┌─ The data

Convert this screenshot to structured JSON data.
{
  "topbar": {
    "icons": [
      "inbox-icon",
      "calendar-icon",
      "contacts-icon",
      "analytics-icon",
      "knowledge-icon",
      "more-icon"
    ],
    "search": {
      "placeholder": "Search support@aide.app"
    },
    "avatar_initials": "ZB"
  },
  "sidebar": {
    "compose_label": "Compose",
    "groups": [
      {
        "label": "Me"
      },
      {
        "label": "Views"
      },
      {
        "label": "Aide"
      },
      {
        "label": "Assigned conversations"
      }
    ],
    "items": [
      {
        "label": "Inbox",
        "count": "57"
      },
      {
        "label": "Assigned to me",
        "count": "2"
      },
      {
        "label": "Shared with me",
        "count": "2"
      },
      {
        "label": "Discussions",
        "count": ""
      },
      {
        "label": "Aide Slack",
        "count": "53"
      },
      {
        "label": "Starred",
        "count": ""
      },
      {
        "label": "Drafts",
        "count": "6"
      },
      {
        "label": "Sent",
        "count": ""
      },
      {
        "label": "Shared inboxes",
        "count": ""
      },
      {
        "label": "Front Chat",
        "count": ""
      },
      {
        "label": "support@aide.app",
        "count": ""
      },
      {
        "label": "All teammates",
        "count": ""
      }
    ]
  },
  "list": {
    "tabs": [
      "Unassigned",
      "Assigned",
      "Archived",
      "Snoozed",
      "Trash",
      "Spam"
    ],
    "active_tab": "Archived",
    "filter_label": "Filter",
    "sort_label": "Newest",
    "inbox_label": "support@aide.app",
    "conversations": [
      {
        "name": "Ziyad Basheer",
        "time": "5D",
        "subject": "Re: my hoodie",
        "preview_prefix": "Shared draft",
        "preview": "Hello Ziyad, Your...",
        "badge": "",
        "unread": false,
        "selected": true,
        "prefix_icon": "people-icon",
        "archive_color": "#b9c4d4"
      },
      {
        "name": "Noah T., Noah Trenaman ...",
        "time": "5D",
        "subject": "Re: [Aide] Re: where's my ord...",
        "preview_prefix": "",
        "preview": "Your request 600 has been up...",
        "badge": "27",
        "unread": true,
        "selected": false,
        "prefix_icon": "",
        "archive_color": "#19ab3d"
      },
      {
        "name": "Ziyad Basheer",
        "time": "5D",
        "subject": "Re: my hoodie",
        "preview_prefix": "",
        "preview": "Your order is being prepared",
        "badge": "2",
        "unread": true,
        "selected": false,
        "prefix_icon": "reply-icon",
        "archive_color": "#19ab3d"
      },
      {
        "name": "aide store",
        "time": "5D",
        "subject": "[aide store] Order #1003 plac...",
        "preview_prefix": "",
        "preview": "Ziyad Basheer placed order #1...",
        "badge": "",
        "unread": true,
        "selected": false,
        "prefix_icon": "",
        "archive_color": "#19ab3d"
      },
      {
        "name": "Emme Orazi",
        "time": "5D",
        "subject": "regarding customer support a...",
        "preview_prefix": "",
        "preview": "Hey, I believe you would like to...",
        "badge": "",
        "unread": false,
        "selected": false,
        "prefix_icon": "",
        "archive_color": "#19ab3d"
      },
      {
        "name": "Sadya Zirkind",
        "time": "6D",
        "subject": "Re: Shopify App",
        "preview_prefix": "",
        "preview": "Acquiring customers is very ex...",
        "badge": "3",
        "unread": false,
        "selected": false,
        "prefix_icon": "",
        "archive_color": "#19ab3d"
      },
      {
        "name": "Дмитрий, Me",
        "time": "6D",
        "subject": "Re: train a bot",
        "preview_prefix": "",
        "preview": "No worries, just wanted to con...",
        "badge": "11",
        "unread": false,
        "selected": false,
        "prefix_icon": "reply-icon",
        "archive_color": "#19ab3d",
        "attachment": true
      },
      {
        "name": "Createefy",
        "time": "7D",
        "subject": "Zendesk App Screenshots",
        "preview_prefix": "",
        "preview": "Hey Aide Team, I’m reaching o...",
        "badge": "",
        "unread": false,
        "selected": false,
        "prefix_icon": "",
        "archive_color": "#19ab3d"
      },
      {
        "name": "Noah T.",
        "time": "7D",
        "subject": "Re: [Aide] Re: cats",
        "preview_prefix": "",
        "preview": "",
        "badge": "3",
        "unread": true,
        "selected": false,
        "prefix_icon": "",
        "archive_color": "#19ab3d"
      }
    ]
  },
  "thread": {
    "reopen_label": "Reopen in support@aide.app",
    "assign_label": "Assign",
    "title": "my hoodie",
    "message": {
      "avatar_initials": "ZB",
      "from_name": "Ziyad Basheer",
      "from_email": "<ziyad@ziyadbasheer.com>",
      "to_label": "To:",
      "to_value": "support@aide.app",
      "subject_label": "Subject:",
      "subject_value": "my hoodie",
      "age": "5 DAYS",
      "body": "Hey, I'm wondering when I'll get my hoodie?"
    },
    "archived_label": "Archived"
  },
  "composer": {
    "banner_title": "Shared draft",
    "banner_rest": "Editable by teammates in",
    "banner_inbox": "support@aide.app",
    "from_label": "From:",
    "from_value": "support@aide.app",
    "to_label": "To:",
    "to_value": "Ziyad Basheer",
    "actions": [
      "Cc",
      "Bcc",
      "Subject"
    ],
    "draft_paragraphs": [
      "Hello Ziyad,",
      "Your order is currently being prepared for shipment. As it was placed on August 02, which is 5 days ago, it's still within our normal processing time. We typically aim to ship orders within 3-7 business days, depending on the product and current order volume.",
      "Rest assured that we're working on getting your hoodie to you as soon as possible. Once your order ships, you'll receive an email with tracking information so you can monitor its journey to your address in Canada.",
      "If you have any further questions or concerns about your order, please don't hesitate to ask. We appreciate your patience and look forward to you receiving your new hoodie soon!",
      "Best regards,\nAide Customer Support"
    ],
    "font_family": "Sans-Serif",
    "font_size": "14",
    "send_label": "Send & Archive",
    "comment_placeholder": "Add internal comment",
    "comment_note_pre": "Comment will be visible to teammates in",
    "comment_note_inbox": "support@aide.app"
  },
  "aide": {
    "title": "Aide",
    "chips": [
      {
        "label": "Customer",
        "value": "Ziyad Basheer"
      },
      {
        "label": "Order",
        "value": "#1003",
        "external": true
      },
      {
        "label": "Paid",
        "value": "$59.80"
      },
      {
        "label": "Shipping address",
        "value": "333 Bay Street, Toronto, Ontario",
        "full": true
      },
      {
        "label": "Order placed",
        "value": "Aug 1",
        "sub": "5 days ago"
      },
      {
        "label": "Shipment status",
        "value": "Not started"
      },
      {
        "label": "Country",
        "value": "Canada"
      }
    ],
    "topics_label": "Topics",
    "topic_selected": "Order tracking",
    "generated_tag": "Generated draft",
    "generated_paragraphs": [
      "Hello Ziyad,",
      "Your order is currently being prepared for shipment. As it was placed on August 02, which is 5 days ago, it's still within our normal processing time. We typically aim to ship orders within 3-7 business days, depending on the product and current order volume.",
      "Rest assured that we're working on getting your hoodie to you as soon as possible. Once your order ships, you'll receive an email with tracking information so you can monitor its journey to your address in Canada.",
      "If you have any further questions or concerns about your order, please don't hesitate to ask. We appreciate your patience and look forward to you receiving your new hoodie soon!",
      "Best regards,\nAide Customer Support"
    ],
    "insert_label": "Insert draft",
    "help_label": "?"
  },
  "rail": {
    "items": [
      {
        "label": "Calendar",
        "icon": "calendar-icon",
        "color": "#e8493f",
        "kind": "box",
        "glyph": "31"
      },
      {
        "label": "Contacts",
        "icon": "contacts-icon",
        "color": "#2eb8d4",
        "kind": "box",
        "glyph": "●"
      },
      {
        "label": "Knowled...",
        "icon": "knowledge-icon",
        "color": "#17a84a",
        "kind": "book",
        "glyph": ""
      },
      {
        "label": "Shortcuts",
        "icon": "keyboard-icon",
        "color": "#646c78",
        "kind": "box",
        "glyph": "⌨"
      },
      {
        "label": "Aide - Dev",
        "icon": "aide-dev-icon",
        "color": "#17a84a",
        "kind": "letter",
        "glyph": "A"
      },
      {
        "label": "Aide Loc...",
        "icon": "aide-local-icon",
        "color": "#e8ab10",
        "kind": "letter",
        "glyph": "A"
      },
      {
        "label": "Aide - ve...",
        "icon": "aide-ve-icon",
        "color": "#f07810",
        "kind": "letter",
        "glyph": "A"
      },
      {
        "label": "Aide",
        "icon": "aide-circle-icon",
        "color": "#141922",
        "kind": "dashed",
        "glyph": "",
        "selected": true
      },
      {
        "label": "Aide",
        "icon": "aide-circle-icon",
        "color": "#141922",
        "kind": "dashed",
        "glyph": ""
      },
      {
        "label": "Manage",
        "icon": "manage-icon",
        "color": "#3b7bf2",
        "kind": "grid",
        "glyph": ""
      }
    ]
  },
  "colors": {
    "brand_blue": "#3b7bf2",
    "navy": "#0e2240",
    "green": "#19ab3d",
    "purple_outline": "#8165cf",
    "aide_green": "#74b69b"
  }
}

└─

**Task to carry out:** Copy each line of the listing that holds the word "Shared".

**Written reply:**
        "label": "Shared with me",
        "label": "Shared inboxes",
        "preview_prefix": "Shared draft",
    "banner_title": "Shared draft",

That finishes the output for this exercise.